──────── DATA EXTRACT ────────

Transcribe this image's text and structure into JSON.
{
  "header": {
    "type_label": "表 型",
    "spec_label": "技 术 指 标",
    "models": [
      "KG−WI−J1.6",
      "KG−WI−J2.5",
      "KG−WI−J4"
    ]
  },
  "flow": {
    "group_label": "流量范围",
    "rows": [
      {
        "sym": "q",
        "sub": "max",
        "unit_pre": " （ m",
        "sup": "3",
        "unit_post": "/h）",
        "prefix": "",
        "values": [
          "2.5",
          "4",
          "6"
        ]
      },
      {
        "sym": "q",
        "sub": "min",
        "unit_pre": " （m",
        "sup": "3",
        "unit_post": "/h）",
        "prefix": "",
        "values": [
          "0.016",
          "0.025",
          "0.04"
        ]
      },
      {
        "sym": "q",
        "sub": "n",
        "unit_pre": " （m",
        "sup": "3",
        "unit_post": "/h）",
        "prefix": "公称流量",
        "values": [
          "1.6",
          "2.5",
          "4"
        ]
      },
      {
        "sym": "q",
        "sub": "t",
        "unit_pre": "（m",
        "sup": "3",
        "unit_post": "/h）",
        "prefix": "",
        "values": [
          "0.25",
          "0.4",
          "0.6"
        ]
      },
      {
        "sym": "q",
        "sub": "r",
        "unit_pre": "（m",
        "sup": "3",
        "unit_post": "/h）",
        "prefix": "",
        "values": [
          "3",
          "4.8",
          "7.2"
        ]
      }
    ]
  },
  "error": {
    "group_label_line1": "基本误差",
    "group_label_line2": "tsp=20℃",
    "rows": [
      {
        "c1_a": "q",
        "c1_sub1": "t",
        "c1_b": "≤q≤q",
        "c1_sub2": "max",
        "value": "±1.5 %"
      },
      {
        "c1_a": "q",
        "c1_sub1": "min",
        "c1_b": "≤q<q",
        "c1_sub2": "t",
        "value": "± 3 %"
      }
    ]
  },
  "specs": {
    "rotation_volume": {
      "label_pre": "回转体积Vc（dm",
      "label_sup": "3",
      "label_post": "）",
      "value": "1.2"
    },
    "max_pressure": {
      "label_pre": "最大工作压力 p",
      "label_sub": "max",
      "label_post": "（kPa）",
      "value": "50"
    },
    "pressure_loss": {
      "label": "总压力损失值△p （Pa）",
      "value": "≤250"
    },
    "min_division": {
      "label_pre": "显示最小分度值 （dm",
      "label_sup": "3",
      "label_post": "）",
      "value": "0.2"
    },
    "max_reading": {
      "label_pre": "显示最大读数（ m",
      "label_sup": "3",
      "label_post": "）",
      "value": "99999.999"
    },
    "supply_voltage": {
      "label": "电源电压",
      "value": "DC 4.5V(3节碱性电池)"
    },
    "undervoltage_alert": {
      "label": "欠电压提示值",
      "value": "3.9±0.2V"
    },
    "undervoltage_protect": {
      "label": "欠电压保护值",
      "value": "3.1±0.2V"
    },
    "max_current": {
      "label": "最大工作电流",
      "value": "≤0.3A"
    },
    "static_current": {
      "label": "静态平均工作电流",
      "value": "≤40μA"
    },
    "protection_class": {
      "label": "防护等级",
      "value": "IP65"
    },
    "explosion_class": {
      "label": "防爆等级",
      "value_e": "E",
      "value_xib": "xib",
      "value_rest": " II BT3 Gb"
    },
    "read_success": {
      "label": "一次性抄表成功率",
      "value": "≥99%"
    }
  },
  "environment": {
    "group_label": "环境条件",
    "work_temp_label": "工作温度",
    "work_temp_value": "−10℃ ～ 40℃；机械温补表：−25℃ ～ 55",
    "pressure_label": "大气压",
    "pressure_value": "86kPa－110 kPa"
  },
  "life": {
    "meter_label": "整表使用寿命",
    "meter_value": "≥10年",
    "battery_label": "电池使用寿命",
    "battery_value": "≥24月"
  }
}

────────

-- DIRECTION --
All records above must be set down exactly, please.

-- WRITTEN SOLUTION --
Transcribe this image's text and structure into JSON.
{
  "header": {
    "type_label": "表 型",
    "spec_label": "技 术 指 标",
    "models": [
      "KG−WI−J1.6",
      "KG−WI−J2.5",
      "KG−WI−J4"
    ]
  },
  "flow": {
    "group_label": "流量范围",
    "rows": [
      {
        "sym": "q",
        "sub": "max",
        "unit_pre": " （ m",
        "sup": "3",
        "unit_post": "/h）",
        "prefix": "",
        "values": [
          "2.5",
          "4",
          "6"
        ]
      },
      {
        "sym": "q",
        "sub": "min",
        "unit_pre": " （m",
        "sup": "3",
        "unit_post": "/h）",
        "prefix": "",
        "values": [
          "0.016",
          "0.025",
          "0.04"
        ]
      },
      {
        "sym": "q",
        "sub": "n",
        "unit_pre": " （m",
        "sup": "3",
        "unit_post": "/h）",
        "prefix": "公称流量",
        "values": [
          "1.6",
          "2.5",
          "4"
        ]
      },
      {
        "sym": "q",
        "sub": "t",
        "unit_pre": "（m",
        "sup": "3",
        "unit_post": "/h）",
        "prefix": "",
        "values": [
          "0.25",
          "0.4",
          "0.6"
        ]
      },
      {
        "sym": "q",
        "sub": "r",
        "unit_pre": "（m",
        "sup": "3",
        "unit_post": "/h）",
        "prefix": "",
        "values": [
          "3",
          "4.8",
          "7.2"
        ]
      }
    ]
  },
  "error": {
    "group_label_line1": "基本误差",
    "group_label_line2": "tsp=20℃",
    "rows": [
      {
        "c1_a": "q",
        "c1_sub1": "t",
        "c1_b": "≤q≤q",
        "c1_sub2": "max",
        "value": "±1.5 %"
      },
      {
        "c1_a": "q",
        "c1_sub1": "min",
        "c1_b": "≤q<q",
        "c1_sub2": "t",
        "value": "± 3 %"
      }
    ]
  },
  "specs": {
    "rotation_volume": {
      "label_pre": "回转体积Vc（dm",
      "label_sup": "3",
      "label_post": "）",
      "value": "1.2"
    },
    "max_pressure": {
      "label_pre": "最大工作压力 p",
      "label_sub": "max",
      "label_post": "（kPa）",
      "value": "50"
    },
    "pressure_loss": {
      "label": "总压力损失值△p （Pa）",
      "value": "≤250"
    },
    "min_division": {
      "label_pre": "显示最小分度值 （dm",
      "label_sup": "3",
      "label_post": "）",
      "value": "0.2"
    },
    "max_reading": {
      "label_pre": "显示最大读数（ m",
      "label_sup": "3",
      "label_post": "）",
      "value": "99999.999"
    },
    "supply_voltage": {
      "label": "电源电压",
      "value": "DC 4.5V(3节碱性电池)"
    },
    "undervoltage_alert": {
      "label": "欠电压提示值",
      "value": "3.9±0.2V"
    },
    "undervoltage_protect": {
      "label": "欠电压保护值",
      "value": "3.1±0.2V"
    },
    "max_current": {
      "label": "最大工作电流",
      "value": "≤0.3A"
    },
    "static_current": {
      "label": "静态平均工作电流",
      "value": "≤40μA"
    },
    "protection_class": {
      "label": "防护等级",
      "value": "IP65"
    },
    "explosion_class": {
      "label": "防爆等级",
      "value_e": "E",
      "value_xib": "xib",
      "value_rest": " II BT3 Gb"
    },
    "read_success": {
      "label": "一次性抄表成功率",
      "value": "≥99%"
    }
  },
  "environment": {
    "group_label": "环境条件",
    "work_temp_label": "工作温度",
    "work_temp_value": "−10℃ ～ 40℃；机械温补表：−25℃ ～ 55",
    "pressure_label": "大气压",
    "pressure_value": "86kPa－110 kPa"
  },
  "life": {
    "meter_label": "整表使用寿命",
    "meter_value": "≥10年",
    "battery_label": "电池使用寿命",
    "battery_value": "≥24月"
  }
}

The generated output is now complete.